Work to complete :: In the entries below, count each line holding the word "Valid". Answer with the total alone.

Input for this task ::
____

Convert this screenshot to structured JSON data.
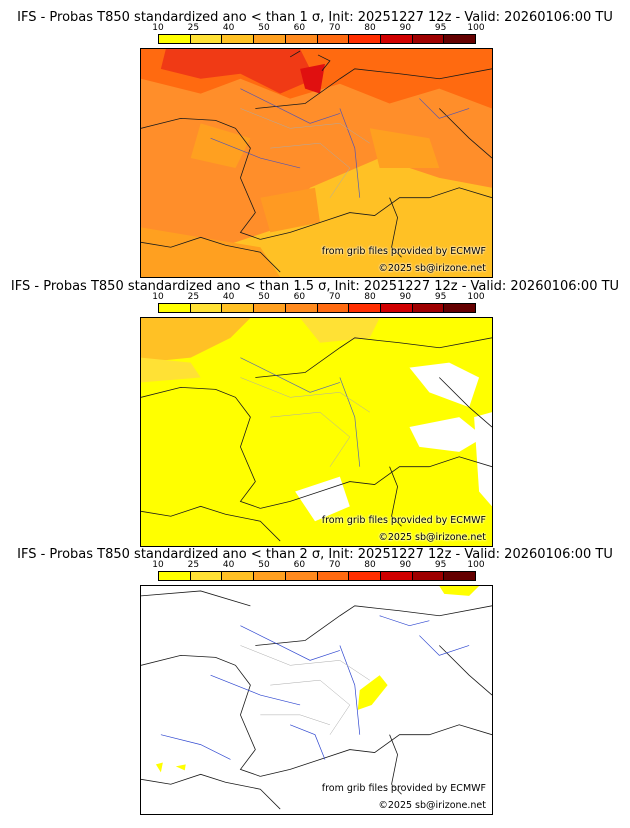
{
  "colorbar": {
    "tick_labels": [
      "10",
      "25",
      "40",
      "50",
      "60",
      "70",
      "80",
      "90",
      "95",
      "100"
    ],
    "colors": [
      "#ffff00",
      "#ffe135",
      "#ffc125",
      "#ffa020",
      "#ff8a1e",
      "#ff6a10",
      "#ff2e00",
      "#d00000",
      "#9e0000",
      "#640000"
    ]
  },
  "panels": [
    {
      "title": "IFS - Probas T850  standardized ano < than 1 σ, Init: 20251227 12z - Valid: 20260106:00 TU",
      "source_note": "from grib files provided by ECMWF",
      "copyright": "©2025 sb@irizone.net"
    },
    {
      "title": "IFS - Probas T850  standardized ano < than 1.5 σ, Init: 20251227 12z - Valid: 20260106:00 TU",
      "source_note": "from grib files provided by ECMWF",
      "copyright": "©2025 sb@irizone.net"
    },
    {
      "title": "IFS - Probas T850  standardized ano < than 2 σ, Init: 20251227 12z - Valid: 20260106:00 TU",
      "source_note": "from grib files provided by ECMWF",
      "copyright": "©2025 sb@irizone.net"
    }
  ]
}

____

Expected answer :: 3